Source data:
++++++
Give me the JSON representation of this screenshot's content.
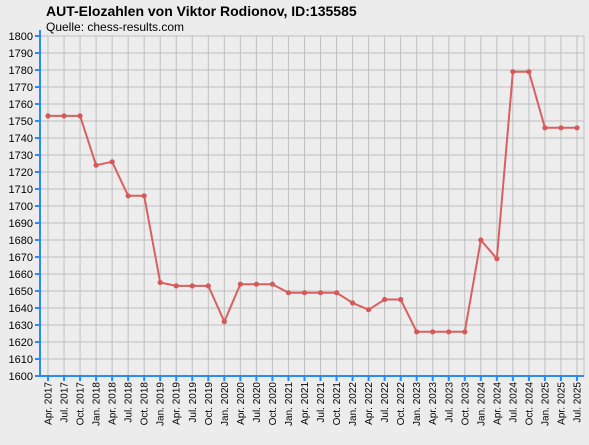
{
  "chart_data": {
    "type": "line",
    "title": "AUT-Elozahlen von Viktor Rodionov, ID:135585",
    "subtitle": "Quelle: chess-results.com",
    "categories": [
      "Apr. 2017",
      "Jul. 2017",
      "Oct. 2017",
      "Jan. 2018",
      "Apr. 2018",
      "Jul. 2018",
      "Oct. 2018",
      "Jan. 2019",
      "Apr. 2019",
      "Jul. 2019",
      "Oct. 2019",
      "Jan. 2020",
      "Apr. 2020",
      "Jul. 2020",
      "Oct. 2020",
      "Jan. 2021",
      "Apr. 2021",
      "Jul. 2021",
      "Oct. 2021",
      "Jan. 2022",
      "Apr. 2022",
      "Jul. 2022",
      "Oct. 2022",
      "Jan. 2023",
      "Apr. 2023",
      "Jul. 2023",
      "Oct. 2023",
      "Jan. 2024",
      "Apr. 2024",
      "Jul. 2024",
      "Oct. 2024",
      "Jan. 2025",
      "Apr. 2025",
      "Jul. 2025"
    ],
    "series": [
      {
        "values": [
          1753,
          1753,
          1753,
          1724,
          1726,
          1706,
          1706,
          1655,
          1653,
          1653,
          1653,
          1632,
          1654,
          1654,
          1654,
          1649,
          1649,
          1649,
          1649,
          1643,
          1639,
          1645,
          1645,
          1626,
          1626,
          1626,
          1626,
          1680,
          1669,
          1779,
          1779,
          1746,
          1746,
          1746
        ]
      }
    ],
    "ylim": [
      1600,
      1800
    ],
    "yticks": [
      1600,
      1610,
      1620,
      1630,
      1640,
      1650,
      1660,
      1670,
      1680,
      1690,
      1700,
      1710,
      1720,
      1730,
      1740,
      1750,
      1760,
      1770,
      1780,
      1790,
      1800
    ],
    "grid": true,
    "legend": "none"
  },
  "colors": {
    "background": "#ececec",
    "plot_background": "#ededed",
    "grid": "#bfbfbf",
    "axis": "#2a8cf0",
    "line": "#d9605f",
    "marker": "#d45a59"
  }
}
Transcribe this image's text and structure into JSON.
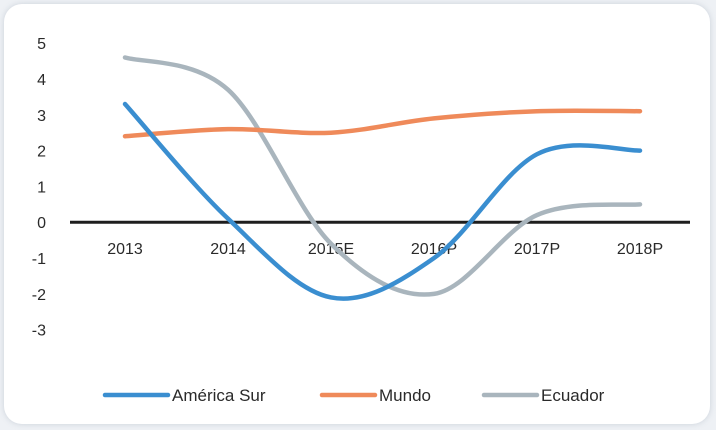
{
  "chart_data": {
    "type": "line",
    "categories": [
      "2013",
      "2014",
      "2015E",
      "2016P",
      "2017P",
      "2018P"
    ],
    "series": [
      {
        "name": "América Sur",
        "color": "#3a8ed0",
        "values": [
          3.3,
          0.1,
          -2.1,
          -1.0,
          1.9,
          2.0
        ]
      },
      {
        "name": "Mundo",
        "color": "#ef8a5a",
        "values": [
          2.4,
          2.6,
          2.5,
          2.9,
          3.1,
          3.1
        ]
      },
      {
        "name": "Ecuador",
        "color": "#a9b5bd",
        "values": [
          4.6,
          3.7,
          -0.6,
          -2.0,
          0.2,
          0.5
        ]
      }
    ],
    "yticks": [
      -3,
      -2,
      -1,
      0,
      1,
      2,
      3,
      4,
      5
    ],
    "ylim": [
      -3.4,
      5.2
    ],
    "legend_position": "bottom",
    "grid": false
  }
}
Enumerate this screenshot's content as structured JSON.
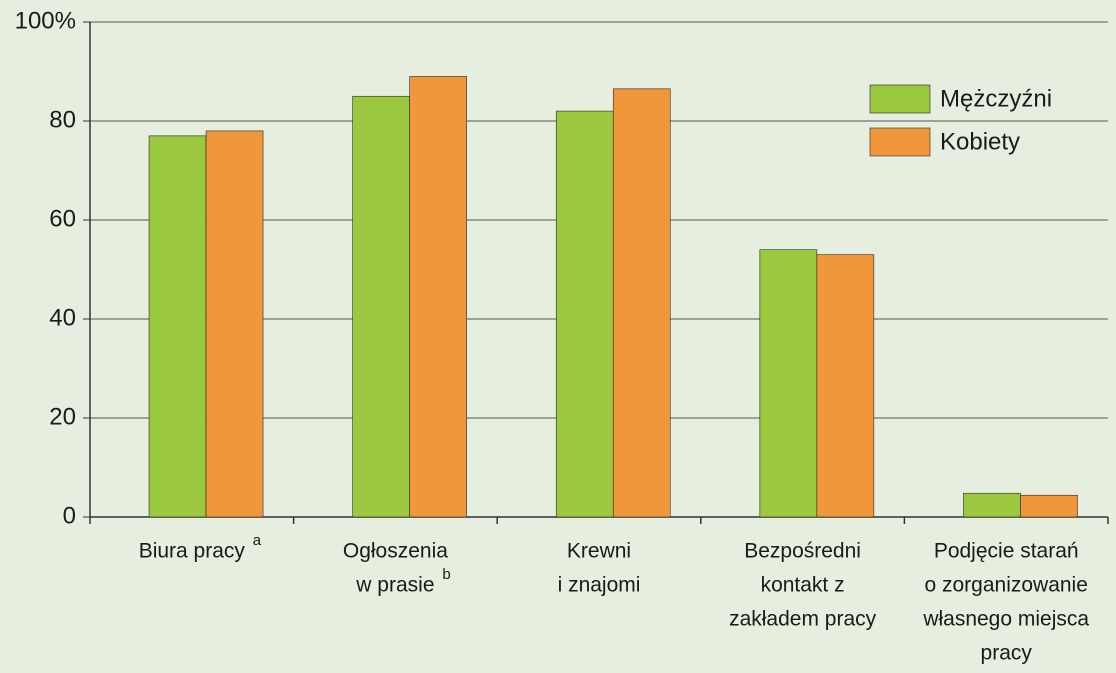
{
  "chart_data": {
    "type": "bar",
    "categories": [
      [
        "Biura pracy"
      ],
      [
        "Ogłoszenia",
        "w prasie"
      ],
      [
        "Krewni",
        "i znajomi"
      ],
      [
        "Bezpośredni",
        "kontakt z",
        "zakładem pracy"
      ],
      [
        "Podjęcie starań",
        "o zorganizowanie",
        "własnego miejsca",
        "pracy"
      ]
    ],
    "footnote_marks": [
      "a",
      "b",
      null,
      null,
      null
    ],
    "series": [
      {
        "name": "Mężczyźni",
        "color": "#9bc83e",
        "values": [
          77,
          85,
          82,
          54,
          4.8
        ]
      },
      {
        "name": "Kobiety",
        "color": "#f0973c",
        "values": [
          78,
          89,
          86.5,
          53,
          4.4
        ]
      }
    ],
    "ylim": [
      0,
      100
    ],
    "yticks": [
      0,
      20,
      40,
      60,
      80,
      {
        "value": 100,
        "label": "100%"
      }
    ],
    "grid": true,
    "legend": "upper right"
  }
}
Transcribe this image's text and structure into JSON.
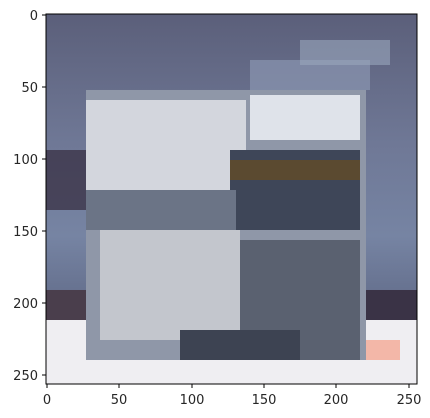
{
  "axes": {
    "x_ticks": [
      "0",
      "50",
      "100",
      "150",
      "200",
      "250"
    ],
    "y_ticks": [
      "0",
      "50",
      "100",
      "150",
      "200",
      "250"
    ],
    "x_range": [
      0,
      256
    ],
    "y_range": [
      256,
      0
    ],
    "grid": false
  },
  "image": {
    "description_icon": "pixelated-photo-icon",
    "resolution": [
      256,
      256
    ]
  },
  "colors": {
    "frame": "#000000",
    "tick": "#262626",
    "sky": "#6b7390",
    "foreground": "#c9ccd3"
  }
}
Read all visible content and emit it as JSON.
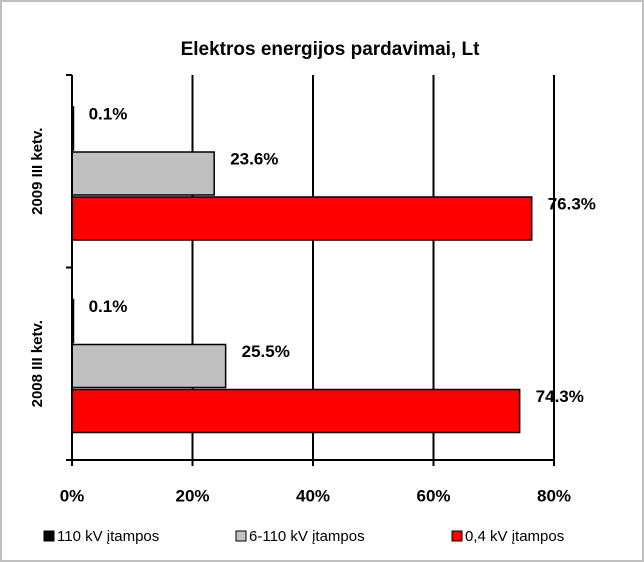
{
  "chart_data": {
    "type": "bar",
    "orientation": "horizontal",
    "title": "Elektros energijos pardavimai, Lt",
    "categories": [
      "2009 III ketv.",
      "2008 III ketv."
    ],
    "series": [
      {
        "name": "110 kV įtampos",
        "color": "#000000",
        "values": [
          0.1,
          0.1
        ],
        "value_labels": [
          "0.1%",
          "0.1%"
        ]
      },
      {
        "name": "6-110 kV įtampos",
        "color": "#c0c0c0",
        "values": [
          23.6,
          25.5
        ],
        "value_labels": [
          "23.6%",
          "25.5%"
        ]
      },
      {
        "name": "0,4 kV įtampos",
        "color": "#ff0000",
        "values": [
          76.3,
          74.3
        ],
        "value_labels": [
          "76.3%",
          "74.3%"
        ]
      }
    ],
    "xlim": [
      0,
      80
    ],
    "xticks": [
      {
        "value": 0,
        "label": "0%"
      },
      {
        "value": 20,
        "label": "20%"
      },
      {
        "value": 40,
        "label": "40%"
      },
      {
        "value": 60,
        "label": "60%"
      },
      {
        "value": 80,
        "label": "80%"
      }
    ],
    "grid": true,
    "legend": "bottom"
  }
}
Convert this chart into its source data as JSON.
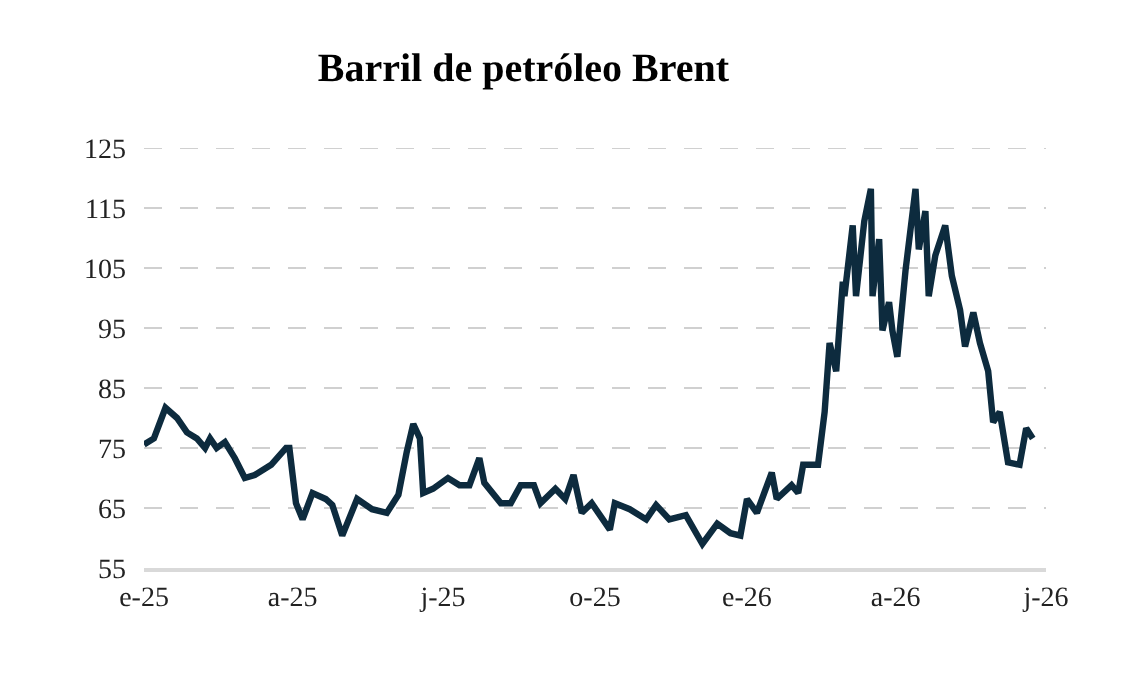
{
  "chart_data": {
    "type": "line",
    "title": "Barril de petróleo Brent",
    "x": [
      "2025-01-01",
      "2025-01-07",
      "2025-01-14",
      "2025-01-21",
      "2025-01-27",
      "2025-02-02",
      "2025-02-07",
      "2025-02-10",
      "2025-02-14",
      "2025-02-19",
      "2025-02-25",
      "2025-03-03",
      "2025-03-09",
      "2025-03-19",
      "2025-03-28",
      "2025-03-30",
      "2025-04-03",
      "2025-04-07",
      "2025-04-13",
      "2025-04-21",
      "2025-04-25",
      "2025-05-01",
      "2025-05-10",
      "2025-05-19",
      "2025-05-28",
      "2025-06-04",
      "2025-06-09",
      "2025-06-13",
      "2025-06-17",
      "2025-06-19",
      "2025-06-25",
      "2025-07-04",
      "2025-07-11",
      "2025-07-17",
      "2025-07-23",
      "2025-07-26",
      "2025-08-05",
      "2025-08-11",
      "2025-08-17",
      "2025-08-25",
      "2025-08-29",
      "2025-09-07",
      "2025-09-13",
      "2025-09-18",
      "2025-09-23",
      "2025-09-29",
      "2025-10-10",
      "2025-10-13",
      "2025-10-22",
      "2025-11-01",
      "2025-11-07",
      "2025-11-15",
      "2025-11-25",
      "2025-12-05",
      "2025-12-14",
      "2025-12-22",
      "2025-12-28",
      "2026-01-01",
      "2026-01-07",
      "2026-01-16",
      "2026-01-19",
      "2026-01-28",
      "2026-02-01",
      "2026-02-04",
      "2026-02-13",
      "2026-02-17",
      "2026-02-20",
      "2026-02-24",
      "2026-02-28",
      "2026-03-01",
      "2026-03-06",
      "2026-03-08",
      "2026-03-13",
      "2026-03-17",
      "2026-03-18",
      "2026-03-22",
      "2026-03-24",
      "2026-03-28",
      "2026-03-30",
      "2026-04-02",
      "2026-04-07",
      "2026-04-13",
      "2026-04-15",
      "2026-04-19",
      "2026-04-21",
      "2026-04-25",
      "2026-05-01",
      "2026-05-05",
      "2026-05-10",
      "2026-05-13",
      "2026-05-18",
      "2026-05-22",
      "2026-05-27",
      "2026-05-30",
      "2026-06-03",
      "2026-06-08",
      "2026-06-15",
      "2026-06-19",
      "2026-06-23"
    ],
    "series": [
      {
        "color": "#0d2b3e",
        "values": [
          75.6,
          76.6,
          81.7,
          80,
          77.6,
          76.6,
          75,
          76.6,
          75,
          76,
          73.3,
          70,
          70.5,
          72.2,
          75,
          75,
          65.8,
          63.1,
          67.5,
          66.5,
          65.5,
          60.4,
          66.5,
          64.8,
          64.2,
          67.2,
          74.3,
          79,
          76.6,
          67.5,
          68.2,
          70,
          68.8,
          68.8,
          73.3,
          69.2,
          65.8,
          65.8,
          68.8,
          68.8,
          65.8,
          68.2,
          66.5,
          70.5,
          64.2,
          65.8,
          61.4,
          65.8,
          64.8,
          63.1,
          65.5,
          63.1,
          63.8,
          59,
          62.4,
          60.8,
          60.4,
          66.5,
          64.2,
          70.9,
          66.5,
          68.8,
          67.5,
          72.2,
          72.2,
          81,
          92.5,
          87.8,
          102.7,
          100.3,
          112.1,
          100.3,
          112.8,
          118.2,
          100.3,
          109.8,
          94.6,
          99.3,
          94.6,
          90.2,
          104.7,
          118.2,
          108.1,
          114.5,
          100.3,
          107.1,
          112.1,
          103.7,
          98,
          91.9,
          97.6,
          92.5,
          87.8,
          79.3,
          81,
          72.6,
          72.2,
          78.3,
          76.6
        ]
      }
    ],
    "xlim": [
      "2025-01-01",
      "2026-07-01"
    ],
    "xticks": [
      {
        "value": "2025-01-01",
        "label": "e-25"
      },
      {
        "value": "2025-04-01",
        "label": "a-25"
      },
      {
        "value": "2025-07-01",
        "label": "j-25"
      },
      {
        "value": "2025-10-01",
        "label": "o-25"
      },
      {
        "value": "2026-01-01",
        "label": "e-26"
      },
      {
        "value": "2026-04-01",
        "label": "a-26"
      },
      {
        "value": "2026-07-01",
        "label": "j-26"
      }
    ],
    "ylim": [
      55,
      125
    ],
    "yticks": [
      55,
      65,
      75,
      85,
      95,
      105,
      115,
      125
    ],
    "grid": "y",
    "marker": "none",
    "line_style": "solid"
  }
}
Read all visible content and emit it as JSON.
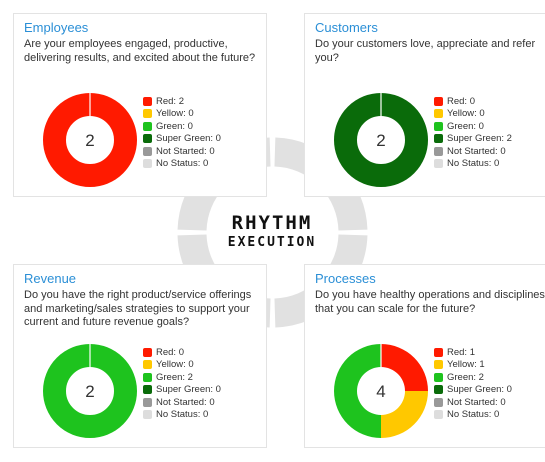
++++++
# [Exercise description]
Show each line of the data that contains the string "screenshot".

# [Exercise result]
Give me the JSON representation of this screenshot's content.
Enumerate this screenshot's content as structured JSON.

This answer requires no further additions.